• Directive: Transcribe the full listing exactly, and drop every picture.

-- Start Material for this task --

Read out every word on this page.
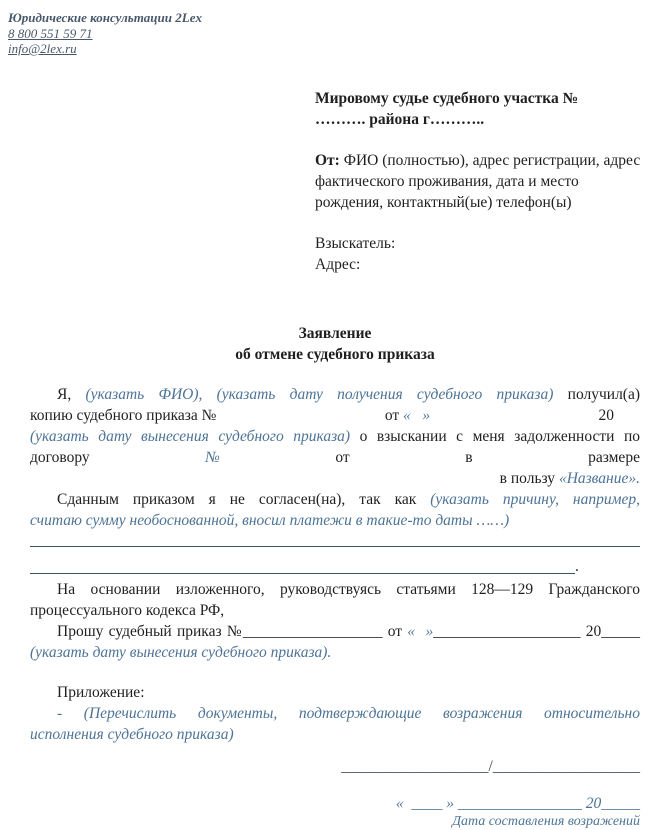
Юридические консультации 2Lex
8 800 551 59 71
info@2lex.ru
Мировому судье судебного участка №
………. района г………..
От: ФИО (полностью), адрес регистрации, адрес фактического проживания, дата и место рождения, контактный(ые) телефон(ы)
Взыскатель:
Адрес:
Заявление
об отмене судебного приказа
Я, (указать ФИО), (указать дату получения судебного приказа) получил(а)
копию судебного приказа №	от «   »	20
(указать дату вынесения судебного приказа) о взыскании с меня задолженности по
договору	№	от	в	размере
в пользу «Название».
Сданным приказом я не согласен(на), так как (указать причину, например,
считаю сумму необоснованной, вносил платежи в такие-то даты ……)
.
На основании изложенного, руководствуясь статьями 128—129 Гражданского
процессуального кодекса РФ,
Прошу судебный приказ №__________________ от «  »___________________ 20_____
(указать дату вынесения судебного приказа).
Приложение:
- (Перечислить документы, подтверждающие возражения относительно
исполнения судебного приказа)
___________________/___________________
«  ____ » ________________ 20_____
Дата составления возражений
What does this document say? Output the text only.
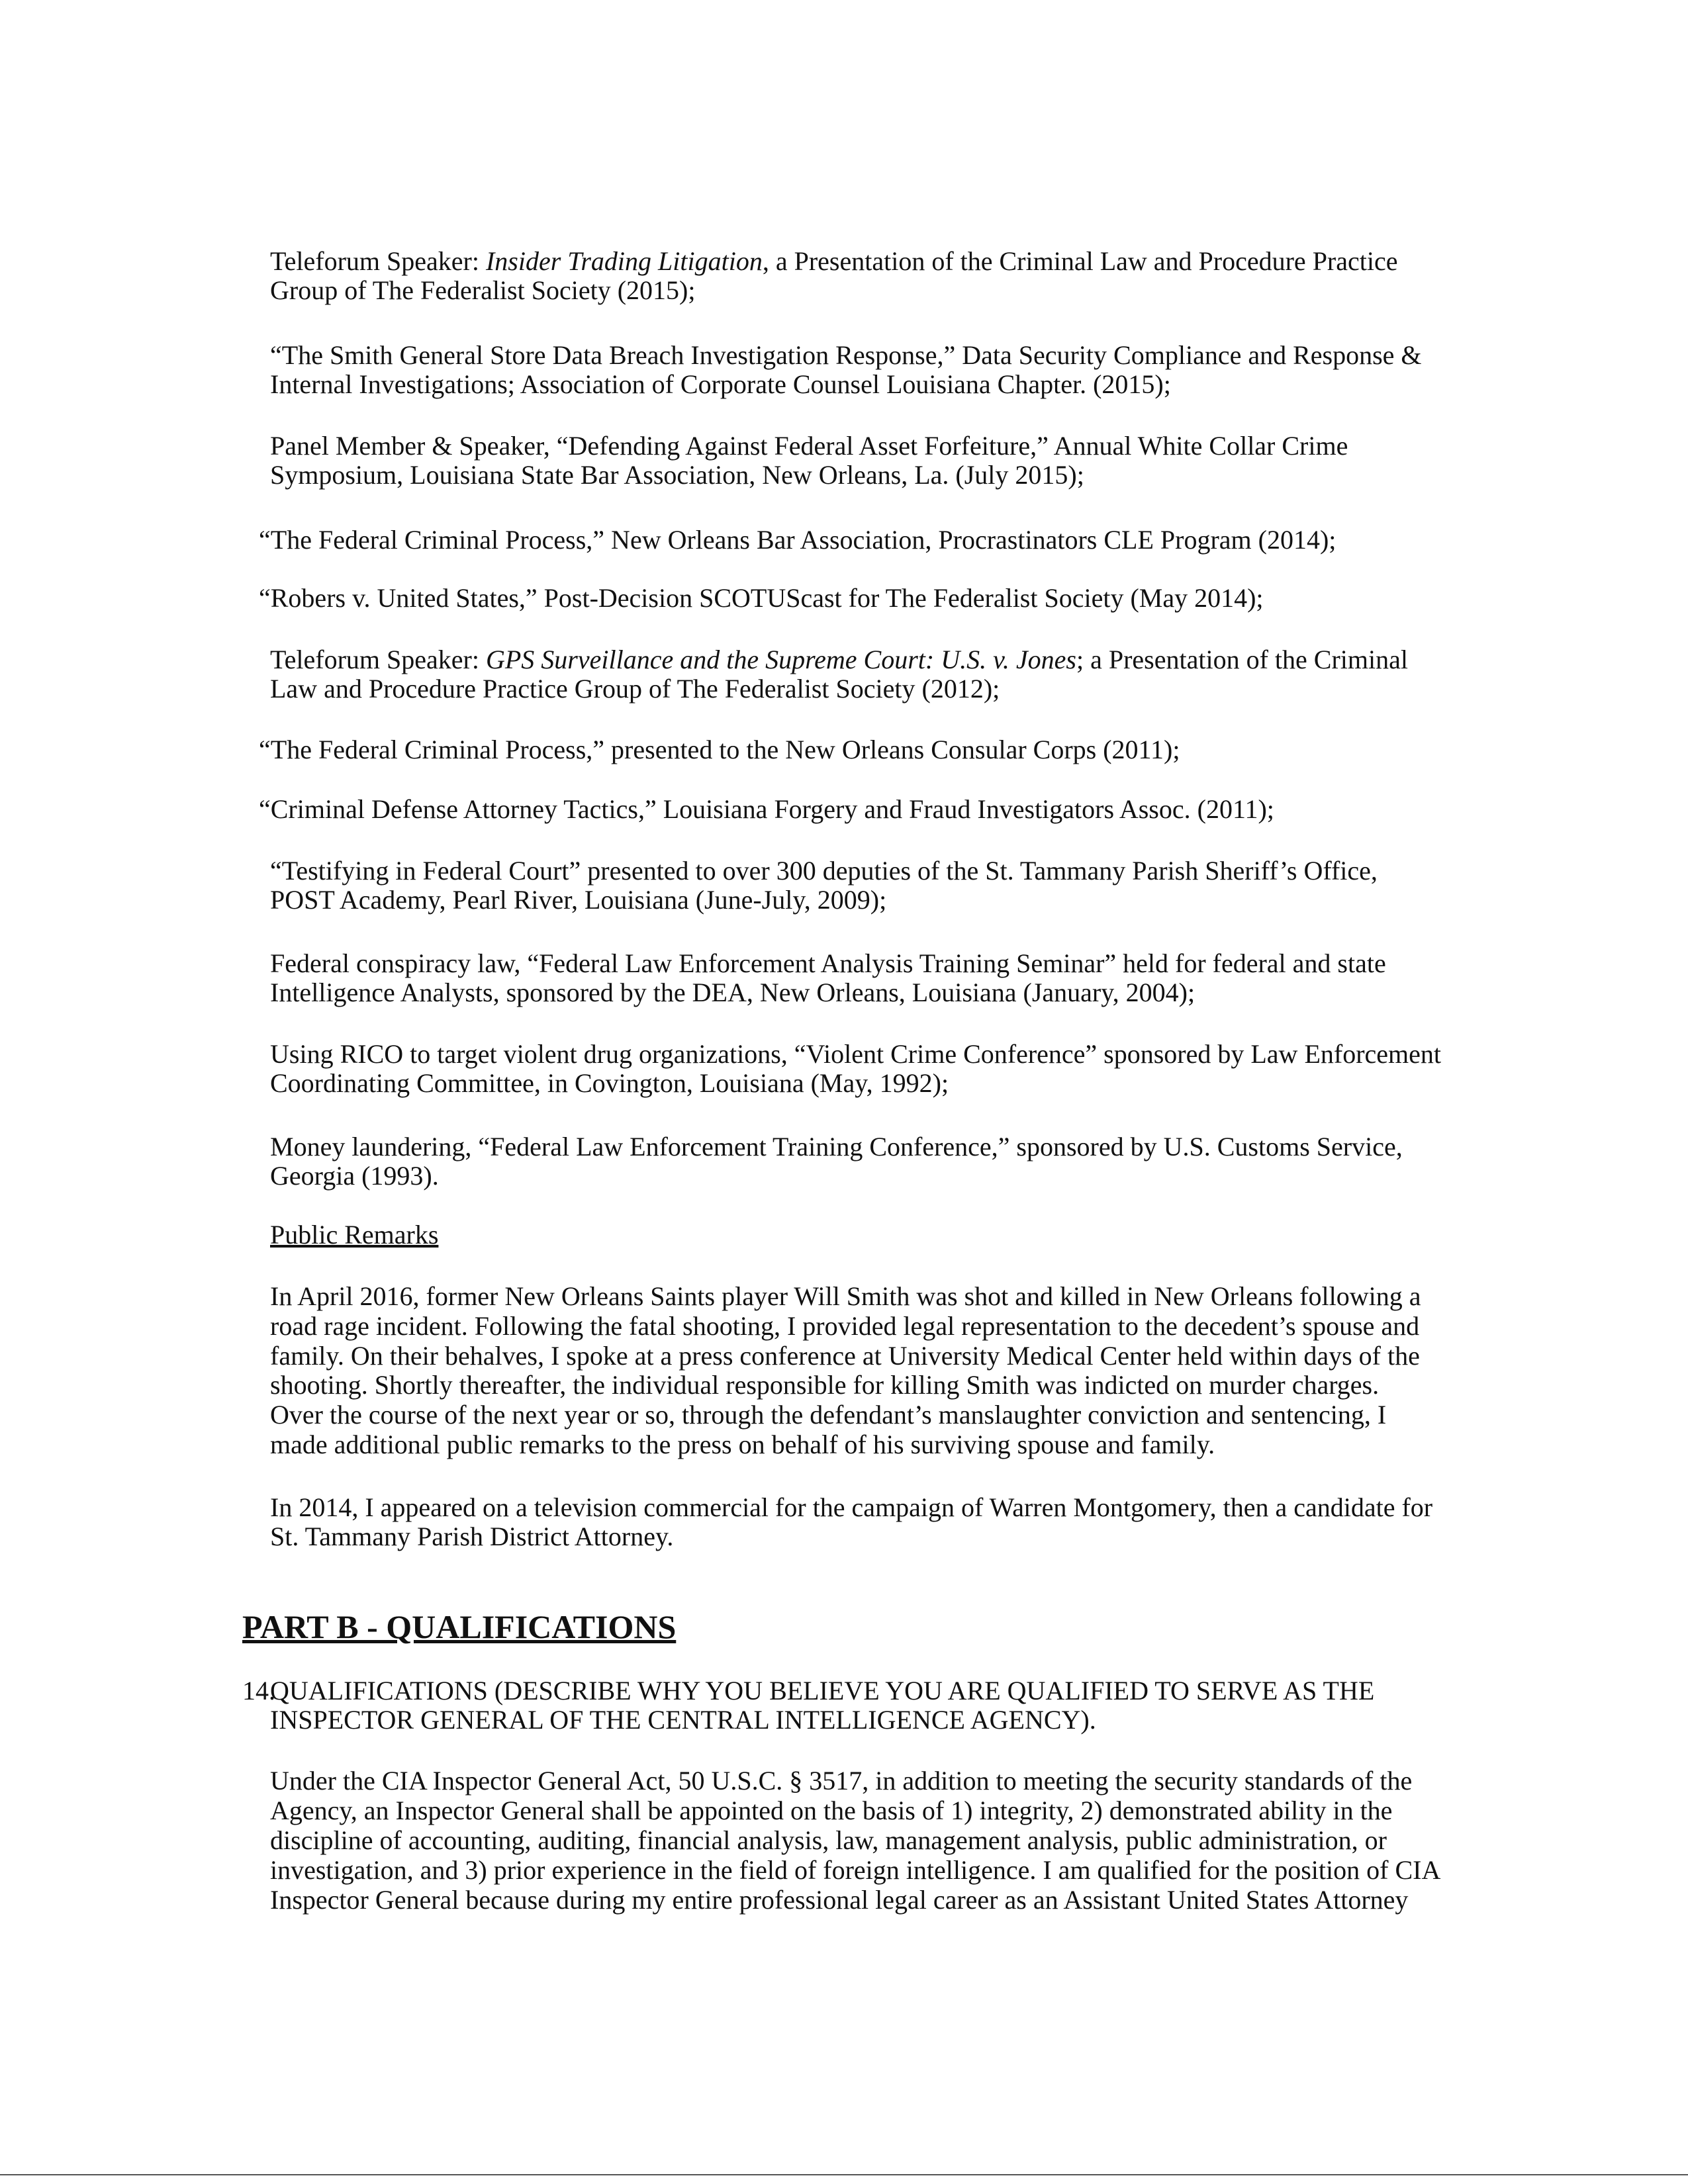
Teleforum Speaker: Insider Trading Litigation, a Presentation of the Criminal Law and Procedure Practice
Group of The Federalist Society (2015);
“The Smith General Store Data Breach Investigation Response,” Data Security Compliance and Response &
Internal Investigations; Association of Corporate Counsel Louisiana Chapter. (2015);
Panel Member & Speaker, “Defending Against Federal Asset Forfeiture,” Annual White Collar Crime
Symposium, Louisiana State Bar Association, New Orleans, La. (July 2015);
“The Federal Criminal Process,” New Orleans Bar Association, Procrastinators CLE Program (2014);
“Robers v. United States,” Post-Decision SCOTUScast for The Federalist Society (May 2014);
Teleforum Speaker: GPS Surveillance and the Supreme Court: U.S. v. Jones; a Presentation of the Criminal
Law and Procedure Practice Group of The Federalist Society (2012);
“The Federal Criminal Process,” presented to the New Orleans Consular Corps (2011);
“Criminal Defense Attorney Tactics,” Louisiana Forgery and Fraud Investigators Assoc. (2011);
“Testifying in Federal Court” presented to over 300 deputies of the St. Tammany Parish Sheriff’s Office,
POST Academy, Pearl River, Louisiana (June-July, 2009);
Federal conspiracy law, “Federal Law Enforcement Analysis Training Seminar” held for federal and state
Intelligence Analysts, sponsored by the DEA, New Orleans, Louisiana (January, 2004);
Using RICO to target violent drug organizations, “Violent Crime Conference” sponsored by Law Enforcement
Coordinating Committee, in Covington, Louisiana (May, 1992);
Money laundering, “Federal Law Enforcement Training Conference,” sponsored by U.S. Customs Service,
Georgia (1993).
Public Remarks
In April 2016, former New Orleans Saints player Will Smith was shot and killed in New Orleans following a
road rage incident. Following the fatal shooting, I provided legal representation to the decedent’s spouse and
family. On their behalves, I spoke at a press conference at University Medical Center held within days of the
shooting. Shortly thereafter, the individual responsible for killing Smith was indicted on murder charges.
Over the course of the next year or so, through the defendant’s manslaughter conviction and sentencing, I
made additional public remarks to the press on behalf of his surviving spouse and family.
In 2014, I appeared on a television commercial for the campaign of Warren Montgomery, then a candidate for
St. Tammany Parish District Attorney.
PART B - QUALIFICATIONS
14.
QUALIFICATIONS (DESCRIBE WHY YOU BELIEVE YOU ARE QUALIFIED TO SERVE AS THE
INSPECTOR GENERAL OF THE CENTRAL INTELLIGENCE AGENCY).
Under the CIA Inspector General Act, 50 U.S.C. § 3517, in addition to meeting the security standards of the
Agency, an Inspector General shall be appointed on the basis of 1) integrity, 2) demonstrated ability in the
discipline of accounting, auditing, financial analysis, law, management analysis, public administration, or
investigation, and 3) prior experience in the field of foreign intelligence. I am qualified for the position of CIA
Inspector General because during my entire professional legal career as an Assistant United States Attorney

-- End Material for this task --

• Result below:
Read out every word on this page.
Юридические консультации 2Lex
8 800 551 59 71
info@2lex.ru
Мировому судье судебного участка №
………. района г………..
От: ФИО (полностью), адрес регистрации, адрес фактического проживания, дата и место рождения, контактный(ые) телефон(ы)
Взыскатель:
Адрес:
Заявление
об отмене судебного приказа
Я, (указать ФИО), (указать дату получения судебного приказа) получил(а)
копию судебного приказа №	от «   »	20
(указать дату вынесения судебного приказа) о взыскании с меня задолженности по
договору	№	от	в	размере
в пользу «Название».
Сданным приказом я не согласен(на), так как (указать причину, например,
считаю сумму необоснованной, вносил платежи в такие-то даты ……)
.
На основании изложенного, руководствуясь статьями 128—129 Гражданского
процессуального кодекса РФ,
Прошу судебный приказ №__________________ от «  »___________________ 20_____
(указать дату вынесения судебного приказа).
Приложение:
- (Перечислить документы, подтверждающие возражения относительно
исполнения судебного приказа)
___________________/___________________
«  ____ » ________________ 20_____
Дата составления возражений
What does this document say? Output the text only.
Teleforum Speaker: Insider Trading Litigation, a Presentation of the Criminal Law and Procedure Practice
Group of The Federalist Society (2015);
“The Smith General Store Data Breach Investigation Response,” Data Security Compliance and Response &
Internal Investigations; Association of Corporate Counsel Louisiana Chapter. (2015);
Panel Member & Speaker, “Defending Against Federal Asset Forfeiture,” Annual White Collar Crime
Symposium, Louisiana State Bar Association, New Orleans, La. (July 2015);
“The Federal Criminal Process,” New Orleans Bar Association, Procrastinators CLE Program (2014);
“Robers v. United States,” Post-Decision SCOTUScast for The Federalist Society (May 2014);
Teleforum Speaker: GPS Surveillance and the Supreme Court: U.S. v. Jones; a Presentation of the Criminal
Law and Procedure Practice Group of The Federalist Society (2012);
“The Federal Criminal Process,” presented to the New Orleans Consular Corps (2011);
“Criminal Defense Attorney Tactics,” Louisiana Forgery and Fraud Investigators Assoc. (2011);
“Testifying in Federal Court” presented to over 300 deputies of the St. Tammany Parish Sheriff’s Office,
POST Academy, Pearl River, Louisiana (June-July, 2009);
Federal conspiracy law, “Federal Law Enforcement Analysis Training Seminar” held for federal and state
Intelligence Analysts, sponsored by the DEA, New Orleans, Louisiana (January, 2004);
Using RICO to target violent drug organizations, “Violent Crime Conference” sponsored by Law Enforcement
Coordinating Committee, in Covington, Louisiana (May, 1992);
Money laundering, “Federal Law Enforcement Training Conference,” sponsored by U.S. Customs Service,
Georgia (1993).
Public Remarks
In April 2016, former New Orleans Saints player Will Smith was shot and killed in New Orleans following a
road rage incident. Following the fatal shooting, I provided legal representation to the decedent’s spouse and
family. On their behalves, I spoke at a press conference at University Medical Center held within days of the
shooting. Shortly thereafter, the individual responsible for killing Smith was indicted on murder charges.
Over the course of the next year or so, through the defendant’s manslaughter conviction and sentencing, I
made additional public remarks to the press on behalf of his surviving spouse and family.
In 2014, I appeared on a television commercial for the campaign of Warren Montgomery, then a candidate for
St. Tammany Parish District Attorney.
PART B - QUALIFICATIONS
14.
QUALIFICATIONS (DESCRIBE WHY YOU BELIEVE YOU ARE QUALIFIED TO SERVE AS THE
INSPECTOR GENERAL OF THE CENTRAL INTELLIGENCE AGENCY).
Under the CIA Inspector General Act, 50 U.S.C. § 3517, in addition to meeting the security standards of the
Agency, an Inspector General shall be appointed on the basis of 1) integrity, 2) demonstrated ability in the
discipline of accounting, auditing, financial analysis, law, management analysis, public administration, or
investigation, and 3) prior experience in the field of foreign intelligence. I am qualified for the position of CIA
Inspector General because during my entire professional legal career as an Assistant United States Attorney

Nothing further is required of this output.